BEGIN Provided data

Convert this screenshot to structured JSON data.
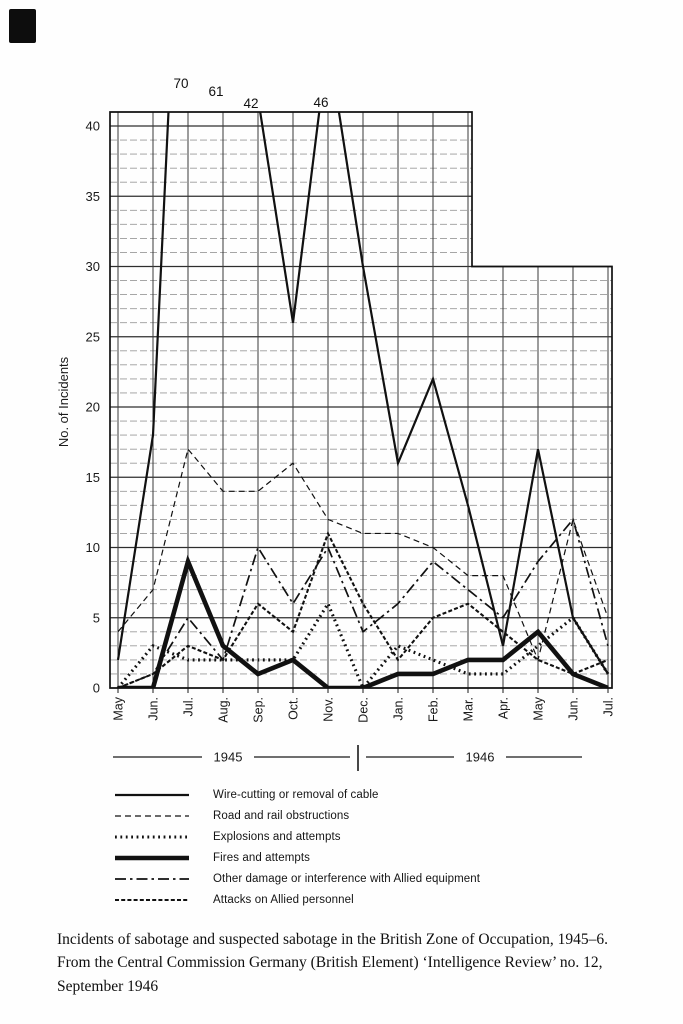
{
  "page": {
    "background": "#fefefe",
    "ink_color": "#1a1a1a",
    "minor_grid_color": "#9a9a9a"
  },
  "caption": "Incidents of sabotage and suspected sabotage in the British Zone of Occupation, 1945–6. From the Central Commission Germany (British Element) ‘Intelligence Review’ no. 12, September 1946",
  "chart_data": {
    "type": "line",
    "title": "",
    "xlabel": "",
    "ylabel": "No. of Incidents",
    "ylim": [
      0,
      41
    ],
    "y_ticks": [
      0,
      5,
      10,
      15,
      20,
      25,
      30,
      35,
      40
    ],
    "grid": "minor horizontal line every 1 unit, major every 5; vertical line at every month",
    "plot_area_note": "grid drawn up to just above 40 for May 1945 - Mar 1946, truncated at 30 for Apr - Jul 1946",
    "legend_position": "below chart",
    "categories": [
      "May",
      "Jun.",
      "Jul.",
      "Aug.",
      "Sep.",
      "Oct.",
      "Nov.",
      "Dec.",
      "Jan.",
      "Feb.",
      "Mar.",
      "Apr.",
      "May",
      "Jun.",
      "Jul."
    ],
    "x_axis": {
      "year_spans": [
        {
          "label": "1945",
          "from_month_index": 0,
          "to_month_index": 7
        },
        {
          "label": "1946",
          "from_month_index": 8,
          "to_month_index": 14
        }
      ]
    },
    "off_scale_annotations": [
      {
        "label": "70",
        "month_index": 2,
        "month": "Jul. 1945"
      },
      {
        "label": "61",
        "month_index": 3,
        "month": "Aug. 1945"
      },
      {
        "label": "42",
        "month_index": 4,
        "month": "Sep. 1945"
      },
      {
        "label": "46",
        "month_index": 6,
        "month": "Nov. 1945"
      }
    ],
    "series": [
      {
        "key": "wire-cutting",
        "name": "Wire-cutting or removal of cable",
        "style": "solid-medium",
        "values": [
          2,
          18,
          70,
          61,
          42,
          26,
          46,
          30,
          16,
          22,
          13,
          3,
          17,
          5,
          1
        ]
      },
      {
        "key": "road-rail",
        "name": "Road and rail obstructions",
        "style": "dashed",
        "values": [
          4,
          7,
          17,
          14,
          14,
          16,
          12,
          11,
          11,
          10,
          8,
          8,
          2,
          12,
          5
        ]
      },
      {
        "key": "explosions",
        "name": "Explosions and attempts",
        "style": "dotted-bold",
        "values": [
          0,
          3,
          2,
          2,
          2,
          2,
          6,
          0,
          3,
          2,
          1,
          1,
          3,
          5,
          1
        ]
      },
      {
        "key": "fires",
        "name": "Fires and attempts",
        "style": "solid-thick",
        "values": [
          0,
          0,
          9,
          3,
          1,
          2,
          0,
          0,
          1,
          1,
          2,
          2,
          4,
          1,
          0
        ]
      },
      {
        "key": "other-damage",
        "name": "Other damage or interference with Allied equipment",
        "style": "dash-dot",
        "values": [
          0,
          1,
          5,
          2,
          10,
          6,
          10,
          4,
          6,
          9,
          7,
          5,
          9,
          12,
          3
        ]
      },
      {
        "key": "attacks-personnel",
        "name": "Attacks on Allied personnel",
        "style": "dense-dash",
        "values": [
          0,
          1,
          3,
          2,
          6,
          4,
          11,
          6,
          2,
          5,
          6,
          4,
          2,
          1,
          2
        ]
      }
    ]
  }
}
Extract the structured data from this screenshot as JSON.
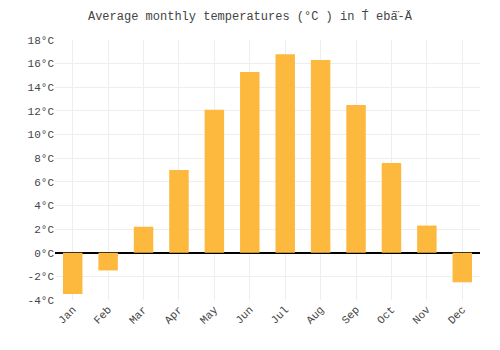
{
  "chart_data": {
    "type": "bar",
    "title": "Average monthly temperatures (°C ) in T́ ebă̈-Ä",
    "categories": [
      "Jan",
      "Feb",
      "Mar",
      "Apr",
      "May",
      "Jun",
      "Jul",
      "Aug",
      "Sep",
      "Oct",
      "Nov",
      "Dec"
    ],
    "values": [
      -3.5,
      -1.5,
      2.2,
      7.0,
      12.1,
      15.3,
      16.8,
      16.3,
      12.5,
      7.6,
      2.3,
      -2.5
    ],
    "color": "#FDB93E",
    "ylim": [
      -4,
      18
    ],
    "yticks": [
      {
        "value": -4,
        "label": "-4°C"
      },
      {
        "value": -2,
        "label": "-2°C"
      },
      {
        "value": 0,
        "label": "0°C"
      },
      {
        "value": 2,
        "label": "2°C"
      },
      {
        "value": 4,
        "label": "4°C"
      },
      {
        "value": 6,
        "label": "6°C"
      },
      {
        "value": 8,
        "label": "8°C"
      },
      {
        "value": 10,
        "label": "10°C"
      },
      {
        "value": 12,
        "label": "12°C"
      },
      {
        "value": 14,
        "label": "14°C"
      },
      {
        "value": 16,
        "label": "16°C"
      },
      {
        "value": 18,
        "label": "18°C"
      }
    ],
    "grid": true
  }
}
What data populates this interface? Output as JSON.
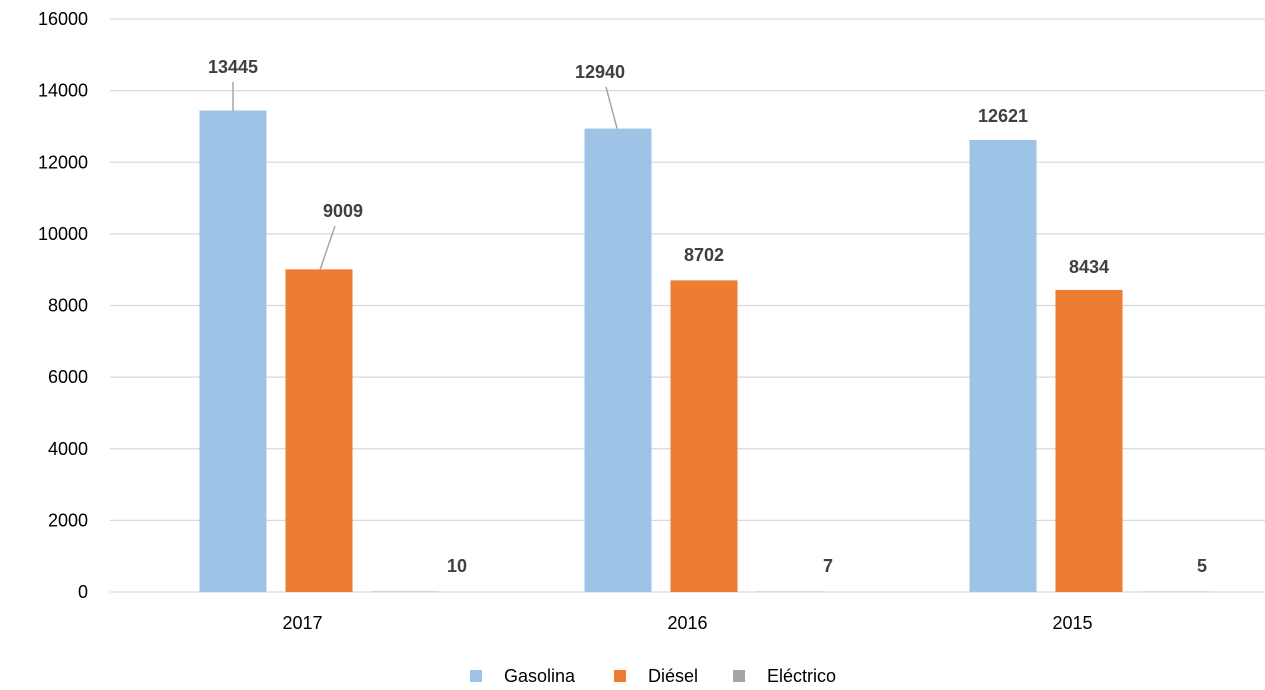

END Provided data

Exercise:
Count the lines in the records above that contain the word "this", and reply with only that number.

Finished exercise:
3